■ **Short task**:
Below, find each line holding "vezes" and state how many there are, using the number alone.

■ **Supplied material**:
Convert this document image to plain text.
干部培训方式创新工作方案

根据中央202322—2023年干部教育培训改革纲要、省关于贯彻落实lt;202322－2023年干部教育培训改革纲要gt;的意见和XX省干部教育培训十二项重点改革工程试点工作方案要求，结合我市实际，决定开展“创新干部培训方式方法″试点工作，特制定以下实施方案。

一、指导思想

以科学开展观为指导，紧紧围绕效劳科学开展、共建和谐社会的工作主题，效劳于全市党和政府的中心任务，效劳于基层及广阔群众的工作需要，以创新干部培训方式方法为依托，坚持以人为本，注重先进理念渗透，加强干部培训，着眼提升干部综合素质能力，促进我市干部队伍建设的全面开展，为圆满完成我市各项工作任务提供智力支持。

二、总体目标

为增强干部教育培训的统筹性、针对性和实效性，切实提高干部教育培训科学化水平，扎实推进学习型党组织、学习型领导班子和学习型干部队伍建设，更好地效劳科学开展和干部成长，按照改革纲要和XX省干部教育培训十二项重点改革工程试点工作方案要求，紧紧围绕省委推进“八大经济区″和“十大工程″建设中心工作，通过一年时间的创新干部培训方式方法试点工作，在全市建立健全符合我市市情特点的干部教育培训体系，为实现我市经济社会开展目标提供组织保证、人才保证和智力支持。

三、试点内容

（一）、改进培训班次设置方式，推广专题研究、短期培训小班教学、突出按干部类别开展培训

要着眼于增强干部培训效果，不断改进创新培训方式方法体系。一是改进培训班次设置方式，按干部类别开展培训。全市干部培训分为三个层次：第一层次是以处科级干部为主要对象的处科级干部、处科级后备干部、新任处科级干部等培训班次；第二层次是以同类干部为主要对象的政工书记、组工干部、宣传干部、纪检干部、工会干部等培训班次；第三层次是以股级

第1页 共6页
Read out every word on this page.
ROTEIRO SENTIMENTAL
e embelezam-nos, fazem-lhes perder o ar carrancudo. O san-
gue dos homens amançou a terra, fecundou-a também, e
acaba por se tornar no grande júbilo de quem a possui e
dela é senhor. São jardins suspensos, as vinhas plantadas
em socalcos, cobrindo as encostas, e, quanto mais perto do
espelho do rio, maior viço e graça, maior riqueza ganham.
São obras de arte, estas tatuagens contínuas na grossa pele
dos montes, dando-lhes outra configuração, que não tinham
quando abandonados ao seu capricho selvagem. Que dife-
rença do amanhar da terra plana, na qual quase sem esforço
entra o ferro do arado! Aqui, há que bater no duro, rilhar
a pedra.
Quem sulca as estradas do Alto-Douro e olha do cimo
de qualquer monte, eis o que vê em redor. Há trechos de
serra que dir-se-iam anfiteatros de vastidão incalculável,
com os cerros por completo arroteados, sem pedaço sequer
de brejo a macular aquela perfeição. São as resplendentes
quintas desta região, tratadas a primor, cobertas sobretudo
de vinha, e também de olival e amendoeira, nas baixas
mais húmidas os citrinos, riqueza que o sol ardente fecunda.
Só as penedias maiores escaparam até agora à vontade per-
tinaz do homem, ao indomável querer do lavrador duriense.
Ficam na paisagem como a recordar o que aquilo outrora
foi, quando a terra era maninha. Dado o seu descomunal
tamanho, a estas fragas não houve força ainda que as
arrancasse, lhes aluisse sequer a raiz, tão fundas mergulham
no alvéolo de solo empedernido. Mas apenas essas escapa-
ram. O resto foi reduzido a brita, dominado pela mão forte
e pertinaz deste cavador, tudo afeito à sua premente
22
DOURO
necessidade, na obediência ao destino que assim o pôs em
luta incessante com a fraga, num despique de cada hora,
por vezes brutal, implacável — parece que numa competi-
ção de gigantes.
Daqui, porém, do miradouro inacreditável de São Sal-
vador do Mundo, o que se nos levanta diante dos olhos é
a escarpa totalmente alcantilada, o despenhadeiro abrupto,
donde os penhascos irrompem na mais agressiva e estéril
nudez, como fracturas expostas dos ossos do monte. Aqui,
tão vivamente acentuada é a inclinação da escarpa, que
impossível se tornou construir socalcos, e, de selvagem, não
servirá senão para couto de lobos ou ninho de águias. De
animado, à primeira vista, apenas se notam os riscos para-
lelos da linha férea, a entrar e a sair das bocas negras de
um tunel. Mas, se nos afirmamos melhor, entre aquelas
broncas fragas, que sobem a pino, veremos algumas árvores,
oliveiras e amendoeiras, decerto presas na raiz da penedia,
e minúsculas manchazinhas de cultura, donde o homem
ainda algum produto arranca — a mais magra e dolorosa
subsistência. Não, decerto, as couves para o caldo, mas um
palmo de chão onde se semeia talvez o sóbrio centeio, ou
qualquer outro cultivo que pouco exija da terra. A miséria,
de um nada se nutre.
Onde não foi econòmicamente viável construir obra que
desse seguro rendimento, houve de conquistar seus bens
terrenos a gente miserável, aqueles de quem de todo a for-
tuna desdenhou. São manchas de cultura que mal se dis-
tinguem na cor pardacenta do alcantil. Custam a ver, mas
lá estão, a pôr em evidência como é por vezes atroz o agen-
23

■ **Correct result**:
2